• _INSTRUCTIONS TO FOLLOW_:
Repeat every line of the listing below exactly, minus the pictures.
-- start of DATA PROVIDED --
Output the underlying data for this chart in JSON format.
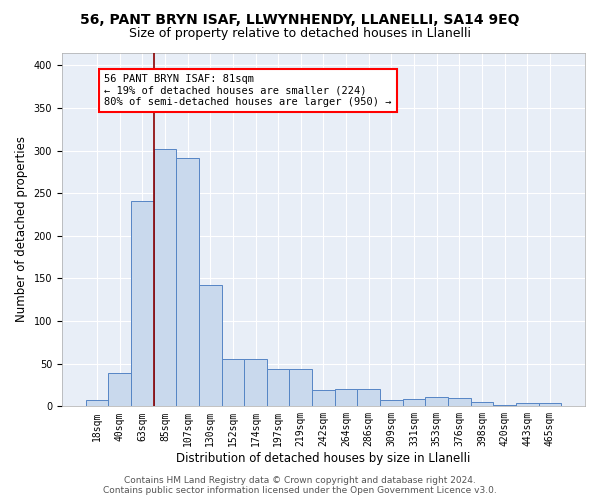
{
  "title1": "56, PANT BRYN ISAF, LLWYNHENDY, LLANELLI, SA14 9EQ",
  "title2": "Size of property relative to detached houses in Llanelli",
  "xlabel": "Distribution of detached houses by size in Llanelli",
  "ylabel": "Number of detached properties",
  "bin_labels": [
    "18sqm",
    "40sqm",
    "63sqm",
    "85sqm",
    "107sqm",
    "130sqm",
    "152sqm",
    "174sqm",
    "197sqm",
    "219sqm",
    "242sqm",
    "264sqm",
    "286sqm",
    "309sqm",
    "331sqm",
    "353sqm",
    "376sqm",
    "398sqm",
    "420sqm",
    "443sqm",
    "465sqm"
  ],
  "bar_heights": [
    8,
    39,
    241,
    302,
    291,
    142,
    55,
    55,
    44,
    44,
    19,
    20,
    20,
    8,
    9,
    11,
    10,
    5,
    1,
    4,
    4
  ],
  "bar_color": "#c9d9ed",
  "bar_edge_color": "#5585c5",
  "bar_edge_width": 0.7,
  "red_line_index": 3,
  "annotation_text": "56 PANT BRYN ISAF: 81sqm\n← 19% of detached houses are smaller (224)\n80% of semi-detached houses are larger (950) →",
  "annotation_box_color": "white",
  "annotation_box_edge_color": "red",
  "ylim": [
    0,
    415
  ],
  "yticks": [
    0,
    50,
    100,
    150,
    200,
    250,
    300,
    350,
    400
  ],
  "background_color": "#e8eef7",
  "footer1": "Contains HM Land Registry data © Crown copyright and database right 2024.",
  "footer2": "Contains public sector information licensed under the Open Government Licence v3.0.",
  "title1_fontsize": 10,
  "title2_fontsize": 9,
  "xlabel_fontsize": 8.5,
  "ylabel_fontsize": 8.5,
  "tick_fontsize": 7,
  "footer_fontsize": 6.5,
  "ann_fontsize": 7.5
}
-- end of DATA PROVIDED --
• _EXERCISE RESPONSE_:
Output the underlying data for this chart in JSON format.
{
  "title1": "56, PANT BRYN ISAF, LLWYNHENDY, LLANELLI, SA14 9EQ",
  "title2": "Size of property relative to detached houses in Llanelli",
  "xlabel": "Distribution of detached houses by size in Llanelli",
  "ylabel": "Number of detached properties",
  "bin_labels": [
    "18sqm",
    "40sqm",
    "63sqm",
    "85sqm",
    "107sqm",
    "130sqm",
    "152sqm",
    "174sqm",
    "197sqm",
    "219sqm",
    "242sqm",
    "264sqm",
    "286sqm",
    "309sqm",
    "331sqm",
    "353sqm",
    "376sqm",
    "398sqm",
    "420sqm",
    "443sqm",
    "465sqm"
  ],
  "bar_heights": [
    8,
    39,
    241,
    302,
    291,
    142,
    55,
    55,
    44,
    44,
    19,
    20,
    20,
    8,
    9,
    11,
    10,
    5,
    1,
    4,
    4
  ],
  "bar_color": "#c9d9ed",
  "bar_edge_color": "#5585c5",
  "bar_edge_width": 0.7,
  "red_line_index": 3,
  "annotation_text": "56 PANT BRYN ISAF: 81sqm\n← 19% of detached houses are smaller (224)\n80% of semi-detached houses are larger (950) →",
  "annotation_box_color": "white",
  "annotation_box_edge_color": "red",
  "ylim": [
    0,
    415
  ],
  "yticks": [
    0,
    50,
    100,
    150,
    200,
    250,
    300,
    350,
    400
  ],
  "background_color": "#e8eef7",
  "footer1": "Contains HM Land Registry data © Crown copyright and database right 2024.",
  "footer2": "Contains public sector information licensed under the Open Government Licence v3.0.",
  "title1_fontsize": 10,
  "title2_fontsize": 9,
  "xlabel_fontsize": 8.5,
  "ylabel_fontsize": 8.5,
  "tick_fontsize": 7,
  "footer_fontsize": 6.5,
  "ann_fontsize": 7.5
}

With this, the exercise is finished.